* **WHAT IS REQUIRED**
Without including any pictures, copy each entry below exactly.

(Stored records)
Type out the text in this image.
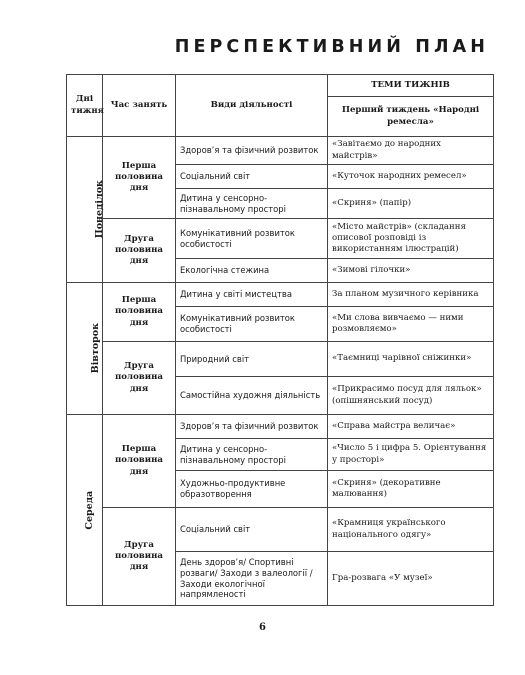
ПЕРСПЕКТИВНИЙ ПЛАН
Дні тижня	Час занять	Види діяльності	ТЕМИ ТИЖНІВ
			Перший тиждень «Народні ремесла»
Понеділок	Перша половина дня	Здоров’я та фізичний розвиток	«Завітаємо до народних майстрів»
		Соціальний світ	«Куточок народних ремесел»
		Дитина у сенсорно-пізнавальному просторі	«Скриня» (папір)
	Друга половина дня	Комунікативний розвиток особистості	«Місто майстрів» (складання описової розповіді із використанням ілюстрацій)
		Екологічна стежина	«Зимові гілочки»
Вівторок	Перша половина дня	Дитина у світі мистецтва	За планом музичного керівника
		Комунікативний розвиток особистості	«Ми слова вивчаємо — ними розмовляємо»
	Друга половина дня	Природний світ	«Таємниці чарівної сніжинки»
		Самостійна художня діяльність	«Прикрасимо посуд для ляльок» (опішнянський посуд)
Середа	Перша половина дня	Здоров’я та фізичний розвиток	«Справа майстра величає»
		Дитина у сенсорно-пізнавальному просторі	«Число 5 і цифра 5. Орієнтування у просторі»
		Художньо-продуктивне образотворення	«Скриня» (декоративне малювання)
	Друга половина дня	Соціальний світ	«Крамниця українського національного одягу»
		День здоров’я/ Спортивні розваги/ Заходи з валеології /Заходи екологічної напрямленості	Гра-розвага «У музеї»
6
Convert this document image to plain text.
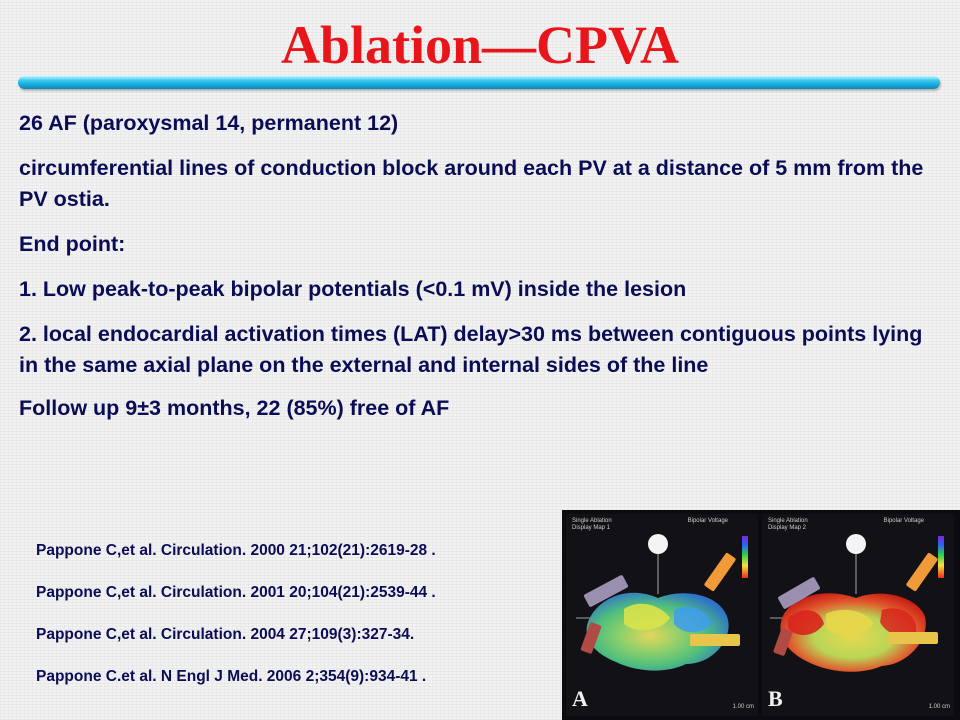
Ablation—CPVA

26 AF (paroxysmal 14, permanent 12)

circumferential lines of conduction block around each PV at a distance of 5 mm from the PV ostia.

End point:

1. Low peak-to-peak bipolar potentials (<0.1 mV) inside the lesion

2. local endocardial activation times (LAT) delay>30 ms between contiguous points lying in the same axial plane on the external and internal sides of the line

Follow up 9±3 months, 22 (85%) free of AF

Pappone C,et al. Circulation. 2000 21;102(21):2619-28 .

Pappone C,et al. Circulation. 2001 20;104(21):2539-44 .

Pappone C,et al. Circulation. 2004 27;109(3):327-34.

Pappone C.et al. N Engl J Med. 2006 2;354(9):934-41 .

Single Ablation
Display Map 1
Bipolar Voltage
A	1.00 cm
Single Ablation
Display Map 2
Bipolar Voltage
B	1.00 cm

* **SOLUTION**
Type out the text in this image.
ПЕРСПЕКТИВНИЙ ПЛАН
Дні тижня	Час занять	Види діяльності	ТЕМИ ТИЖНІВ
			Перший тиждень «Народні ремесла»
Понеділок	Перша половина дня	Здоров’я та фізичний розвиток	«Завітаємо до народних майстрів»
		Соціальний світ	«Куточок народних ремесел»
		Дитина у сенсорно-пізнавальному просторі	«Скриня» (папір)
	Друга половина дня	Комунікативний розвиток особистості	«Місто майстрів» (складання описової розповіді із використанням ілюстрацій)
		Екологічна стежина	«Зимові гілочки»
Вівторок	Перша половина дня	Дитина у світі мистецтва	За планом музичного керівника
		Комунікативний розвиток особистості	«Ми слова вивчаємо — ними розмовляємо»
	Друга половина дня	Природний світ	«Таємниці чарівної сніжинки»
		Самостійна художня діяльність	«Прикрасимо посуд для ляльок» (опішнянський посуд)
Середа	Перша половина дня	Здоров’я та фізичний розвиток	«Справа майстра величає»
		Дитина у сенсорно-пізнавальному просторі	«Число 5 і цифра 5. Орієнтування у просторі»
		Художньо-продуктивне образотворення	«Скриня» (декоративне малювання)
	Друга половина дня	Соціальний світ	«Крамниця українського національного одягу»
		День здоров’я/ Спортивні розваги/ Заходи з валеології /Заходи екологічної напрямленості	Гра-розвага «У музеї»
6
Convert this document image to plain text.
Ablation—CPVA

26 AF (paroxysmal 14, permanent 12)

circumferential lines of conduction block around each PV at a distance of 5 mm from the PV ostia.

End point:

1. Low peak-to-peak bipolar potentials (<0.1 mV) inside the lesion

2. local endocardial activation times (LAT) delay>30 ms between contiguous points lying in the same axial plane on the external and internal sides of the line

Follow up 9±3 months, 22 (85%) free of AF

Pappone C,et al. Circulation. 2000 21;102(21):2619-28 .

Pappone C,et al. Circulation. 2001 20;104(21):2539-44 .

Pappone C,et al. Circulation. 2004 27;109(3):327-34.

Pappone C.et al. N Engl J Med. 2006 2;354(9):934-41 .

Single Ablation
Display Map 1
Bipolar Voltage
A	1.00 cm
Single Ablation
Display Map 2
Bipolar Voltage
B	1.00 cm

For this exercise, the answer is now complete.